WHAT THE EXERCISE ASKS: Collect every line below that contains the word "diciembre".

GIVEN INFORMATION below:

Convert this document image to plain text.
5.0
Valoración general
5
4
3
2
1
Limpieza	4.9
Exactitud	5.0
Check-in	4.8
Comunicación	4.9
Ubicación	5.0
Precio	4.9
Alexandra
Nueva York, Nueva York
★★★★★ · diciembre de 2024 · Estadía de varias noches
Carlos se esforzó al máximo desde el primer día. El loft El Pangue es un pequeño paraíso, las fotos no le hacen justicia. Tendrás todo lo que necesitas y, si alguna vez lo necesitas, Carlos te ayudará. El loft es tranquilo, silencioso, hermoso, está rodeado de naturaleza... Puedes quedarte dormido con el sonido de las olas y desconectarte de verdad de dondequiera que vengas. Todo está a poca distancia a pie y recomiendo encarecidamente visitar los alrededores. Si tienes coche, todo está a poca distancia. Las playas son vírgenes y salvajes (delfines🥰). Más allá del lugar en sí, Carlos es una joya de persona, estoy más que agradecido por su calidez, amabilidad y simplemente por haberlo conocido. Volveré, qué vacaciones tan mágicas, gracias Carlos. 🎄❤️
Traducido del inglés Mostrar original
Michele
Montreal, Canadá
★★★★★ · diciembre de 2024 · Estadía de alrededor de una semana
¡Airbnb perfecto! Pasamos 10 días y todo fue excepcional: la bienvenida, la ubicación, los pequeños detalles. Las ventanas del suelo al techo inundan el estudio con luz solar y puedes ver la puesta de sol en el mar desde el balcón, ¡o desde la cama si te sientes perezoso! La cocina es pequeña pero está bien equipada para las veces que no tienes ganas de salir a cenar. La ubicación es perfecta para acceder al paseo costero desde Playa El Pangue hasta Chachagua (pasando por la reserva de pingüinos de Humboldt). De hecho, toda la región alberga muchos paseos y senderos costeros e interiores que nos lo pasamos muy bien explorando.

End of GIVEN INFORMATION.

EXERCISE SOLUTION:
★★★★★ · diciembre de 2024 · Estadía de varias noches
★★★★★ · diciembre de 2024 · Estadía de alrededor de una semana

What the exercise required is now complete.